▶ _What the task requires_: Where does the word "actin" show up in the data? Please find each such line and copy it.

===

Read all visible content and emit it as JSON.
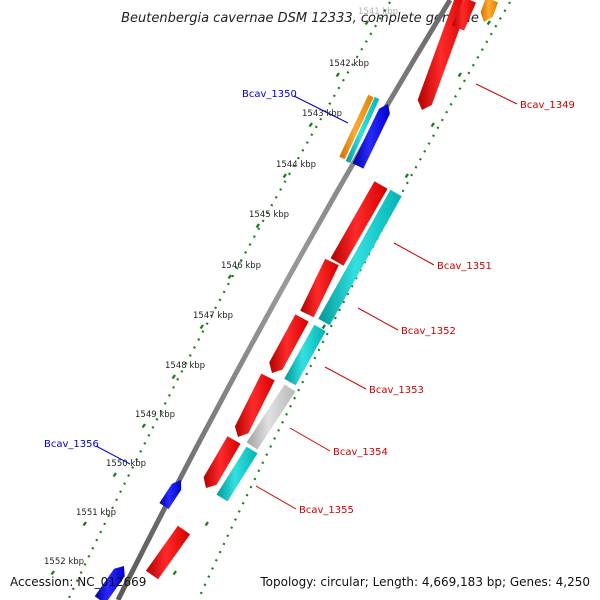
{
  "title": "Beutenbergia cavernae DSM 12333, complete genome",
  "footer": {
    "accession": "Accession: NC_012669",
    "topology": "Topology: circular; Length: 4,669,183 bp; Genes: 4,250"
  },
  "colors": {
    "backbone": "#808080",
    "ticks": "#1a7f1a",
    "red_gene": "#ff0000",
    "cyan_gene": "#00cccc",
    "blue_gene": "#0000ee",
    "orange_gene": "#ff9900",
    "gray_gene": "#c8c8c8",
    "label_red": "#cc0000",
    "label_blue": "#0000cc"
  },
  "kbp_ticks": [
    "1541 kbp",
    "1542 kbp",
    "1543 kbp",
    "1544 kbp",
    "1545 kbp",
    "1546 kbp",
    "1547 kbp",
    "1548 kbp",
    "1549 kbp",
    "1550 kbp",
    "1551 kbp",
    "1552 kbp"
  ],
  "genes": [
    {
      "label": "Bcav_1349",
      "color": "red"
    },
    {
      "label": "Bcav_1350",
      "color": "blue"
    },
    {
      "label": "Bcav_1351",
      "color": "red"
    },
    {
      "label": "Bcav_1352",
      "color": "red"
    },
    {
      "label": "Bcav_1353",
      "color": "red"
    },
    {
      "label": "Bcav_1354",
      "color": "red"
    },
    {
      "label": "Bcav_1355",
      "color": "red"
    },
    {
      "label": "Bcav_1356",
      "color": "blue"
    }
  ]
}
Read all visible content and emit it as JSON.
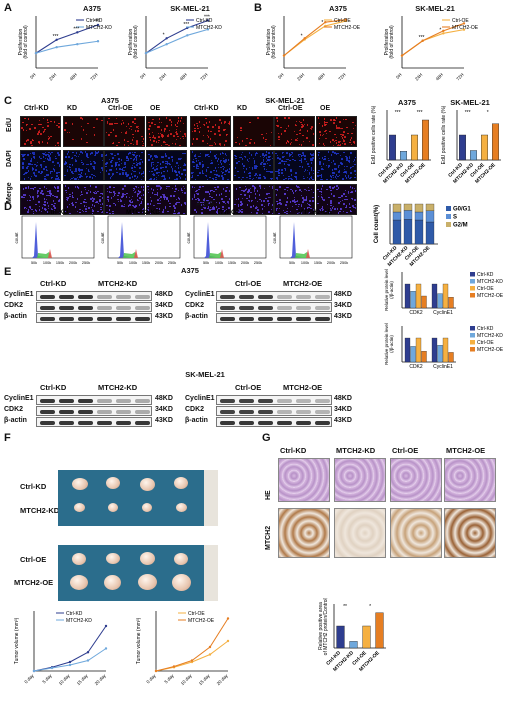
{
  "panels": {
    "A": "A",
    "B": "B",
    "C": "C",
    "D": "D",
    "E": "E",
    "F": "F",
    "G": "G"
  },
  "colors": {
    "kd_ctrl": "#2e3d8f",
    "kd": "#6fa8dc",
    "oe_ctrl": "#f5b041",
    "oe": "#e67e22",
    "edu": "#d62020",
    "dapi": "#1f35c8"
  },
  "A": {
    "titles": [
      "A375",
      "SK-MEL-21"
    ],
    "ylabel": "Proliferation\n(fold of control)",
    "xticks": [
      "0H",
      "24H",
      "48H",
      "72H"
    ],
    "legend": [
      "Ctrl-KD",
      "MTCH2-KD"
    ],
    "sig": [
      "***",
      "***",
      "***",
      "*",
      "***",
      "***"
    ]
  },
  "B": {
    "titles": [
      "A375",
      "SK-MEL-21"
    ],
    "ylabel": "Proliferation\n(fold of control)",
    "xticks": [
      "0H",
      "24H",
      "48H",
      "72H"
    ],
    "legend": [
      "Ctrl-OE",
      "MTCH2-OE"
    ],
    "sig": [
      "*",
      "*",
      "***",
      "*"
    ]
  },
  "C": {
    "groups": [
      "A375",
      "SK-MEL-21"
    ],
    "cols": [
      "Ctrl-KD",
      "KD",
      "Ctrl-OE",
      "OE"
    ],
    "rows": [
      "EdU",
      "DAPI",
      "Merge"
    ],
    "bar_titles": [
      "A375",
      "SK-MEL-21"
    ],
    "bar_ylabel": "EdU positive cells rate (%)",
    "bar_cats": [
      "Ctrl-KD",
      "MTCH2-KD",
      "Ctrl-OE",
      "MTCH2-OE"
    ],
    "sig_a375": [
      "***",
      "***"
    ],
    "sig_sk": [
      "***",
      "*"
    ]
  },
  "D": {
    "title": "A375",
    "hist_titles": [
      "Ctrl-KD",
      "MTCH2-KD",
      "Ctrl-OE",
      "MTCH2-OE"
    ],
    "ylabel": "count",
    "xticks": [
      "50k",
      "100k",
      "150k",
      "200k",
      "250k"
    ],
    "stack_ylabel": "Cell count(%)",
    "stack_legend": [
      "G0/G1",
      "S",
      "G2/M"
    ],
    "stack_cats": [
      "Ctrl-KD",
      "MTCH2-KD",
      "Ctrl-OE",
      "MTCH2-OE"
    ]
  },
  "E": {
    "title_top": "A375",
    "title_bottom": "SK-MEL-21",
    "headers_left": [
      "Ctrl-KD",
      "MTCH2-KD"
    ],
    "headers_right": [
      "Ctrl-OE",
      "MTCH2-OE"
    ],
    "proteins": [
      "CyclinE1",
      "CDK2",
      "β-actin"
    ],
    "sizes": [
      "48KD",
      "34KD",
      "43KD"
    ],
    "bar_ylabel": "Relative protein level\n(/β-actin)",
    "bar_cats": [
      "CDK2",
      "CyclinE1"
    ],
    "legend": [
      "Ctrl-KD",
      "MTCH2-KD",
      "Ctrl-OE",
      "MTCH2-OE"
    ]
  },
  "F": {
    "labels": [
      "Ctrl-KD",
      "MTCH2-KD",
      "Ctrl-OE",
      "MTCH2-OE"
    ],
    "ylabel": "Tumor volume (mm³)",
    "xticks": [
      "0 day",
      "5 day",
      "10 day",
      "15 day",
      "20 day"
    ],
    "legend_kd": [
      "Ctrl-KD",
      "MTCH2-KD"
    ],
    "legend_oe": [
      "Ctrl-OE",
      "MTCH2-OE"
    ]
  },
  "G": {
    "cols": [
      "Ctrl-KD",
      "MTCH2-KD",
      "Ctrl-OE",
      "MTCH2-OE"
    ],
    "rows": [
      "HE",
      "MTCH2"
    ],
    "bar_ylabel": "Relative positive area\nof MTCH2 protein/Control)",
    "bar_cats": [
      "Ctrl-KD",
      "MTCH2-KD",
      "Ctrl-OE",
      "MTCH2-OE"
    ],
    "sig": [
      "**",
      "*"
    ]
  },
  "chart_data": [
    {
      "type": "line",
      "title": "A375",
      "x": [
        "0H",
        "24H",
        "48H",
        "72H"
      ],
      "series": [
        {
          "name": "Ctrl-KD",
          "values": [
            1,
            1.9,
            2.4,
            2.9
          ]
        },
        {
          "name": "MTCH2-KD",
          "values": [
            1,
            1.4,
            1.6,
            1.8
          ]
        }
      ],
      "ylabel": "Proliferation (fold of control)"
    },
    {
      "type": "line",
      "title": "SK-MEL-21",
      "x": [
        "0H",
        "24H",
        "48H",
        "72H"
      ],
      "series": [
        {
          "name": "Ctrl-KD",
          "values": [
            1,
            2.0,
            2.7,
            3.2
          ]
        },
        {
          "name": "MTCH2-KD",
          "values": [
            1,
            1.6,
            2.2,
            2.6
          ]
        }
      ],
      "ylabel": "Proliferation (fold of control)"
    },
    {
      "type": "line",
      "title": "A375",
      "x": [
        "0H",
        "24H",
        "48H",
        "72H"
      ],
      "series": [
        {
          "name": "Ctrl-OE",
          "values": [
            1,
            2.3,
            3.4,
            3.8
          ]
        },
        {
          "name": "MTCH2-OE",
          "values": [
            1,
            2.4,
            3.7,
            3.9
          ]
        }
      ],
      "ylabel": "Proliferation (fold of control)"
    },
    {
      "type": "line",
      "title": "SK-MEL-21",
      "x": [
        "0H",
        "24H",
        "48H",
        "72H"
      ],
      "series": [
        {
          "name": "Ctrl-OE",
          "values": [
            1,
            2.2,
            2.8,
            3.1
          ]
        },
        {
          "name": "MTCH2-OE",
          "values": [
            1,
            2.2,
            3.0,
            3.6
          ]
        }
      ],
      "ylabel": "Proliferation (fold of control)"
    },
    {
      "type": "bar",
      "title": "A375",
      "categories": [
        "Ctrl-KD",
        "MTCH2-KD",
        "Ctrl-OE",
        "MTCH2-OE"
      ],
      "values": [
        1.0,
        0.35,
        1.0,
        1.6
      ],
      "ylabel": "EdU positive cells rate (%)",
      "ylim": [
        0,
        2
      ]
    },
    {
      "type": "bar",
      "title": "SK-MEL-21",
      "categories": [
        "Ctrl-KD",
        "MTCH2-KD",
        "Ctrl-OE",
        "MTCH2-OE"
      ],
      "values": [
        1.0,
        0.38,
        1.0,
        1.45
      ],
      "ylabel": "EdU positive cells rate (%)",
      "ylim": [
        0,
        2
      ]
    },
    {
      "type": "bar",
      "categories": [
        "Ctrl-KD",
        "MTCH2-KD",
        "Ctrl-OE",
        "MTCH2-OE"
      ],
      "series": [
        {
          "name": "G0/G1",
          "values": [
            60,
            62,
            60,
            55
          ]
        },
        {
          "name": "S",
          "values": [
            20,
            22,
            20,
            28
          ]
        },
        {
          "name": "G2/M",
          "values": [
            20,
            16,
            20,
            17
          ]
        }
      ],
      "ylabel": "Cell count(%)",
      "ylim": [
        0,
        100
      ]
    },
    {
      "type": "bar",
      "categories": [
        "CDK2",
        "CyclinE1"
      ],
      "series": [
        {
          "name": "Ctrl-KD",
          "values": [
            1.0,
            1.0
          ]
        },
        {
          "name": "MTCH2-KD",
          "values": [
            0.7,
            0.6
          ]
        },
        {
          "name": "Ctrl-OE",
          "values": [
            1.0,
            1.0
          ]
        },
        {
          "name": "MTCH2-OE",
          "values": [
            0.5,
            0.45
          ]
        }
      ],
      "ylabel": "Relative protein level (/β-actin)",
      "ylim": [
        0,
        1.5
      ]
    },
    {
      "type": "bar",
      "categories": [
        "CDK2",
        "CyclinE1"
      ],
      "series": [
        {
          "name": "Ctrl-KD",
          "values": [
            1.0,
            1.0
          ]
        },
        {
          "name": "MTCH2-KD",
          "values": [
            0.65,
            0.7
          ]
        },
        {
          "name": "Ctrl-OE",
          "values": [
            1.0,
            1.0
          ]
        },
        {
          "name": "MTCH2-OE",
          "values": [
            0.45,
            0.4
          ]
        }
      ],
      "ylabel": "Relative protein level (/β-actin)",
      "ylim": [
        0,
        1.5
      ]
    },
    {
      "type": "line",
      "x": [
        "0 day",
        "5 day",
        "10 day",
        "15 day",
        "20 day"
      ],
      "series": [
        {
          "name": "Ctrl-KD",
          "values": [
            0,
            5,
            12,
            25,
            60
          ]
        },
        {
          "name": "MTCH2-KD",
          "values": [
            0,
            4,
            8,
            14,
            30
          ]
        }
      ],
      "ylabel": "Tumor volume (mm³)",
      "ylim": [
        0,
        80
      ]
    },
    {
      "type": "line",
      "x": [
        "0 day",
        "5 day",
        "10 day",
        "15 day",
        "20 day"
      ],
      "series": [
        {
          "name": "Ctrl-OE",
          "values": [
            0,
            5,
            12,
            22,
            40
          ]
        },
        {
          "name": "MTCH2-OE",
          "values": [
            0,
            6,
            14,
            32,
            70
          ]
        }
      ],
      "ylabel": "Tumor volume (mm³)",
      "ylim": [
        0,
        80
      ]
    },
    {
      "type": "bar",
      "categories": [
        "Ctrl-KD",
        "MTCH2-KD",
        "Ctrl-OE",
        "MTCH2-OE"
      ],
      "values": [
        1.0,
        0.3,
        1.0,
        1.6
      ],
      "ylabel": "Relative positive area of MTCH2 protein/Control)",
      "ylim": [
        0,
        2
      ]
    }
  ]
}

===

▶ _Task result_:
      "β-actin"
    "bar_ylabel": "Relative protein level\n(/β-actin)",
      "ylabel": "Relative protein level (/β-actin)",
      "ylabel": "Relative protein level (/β-actin)",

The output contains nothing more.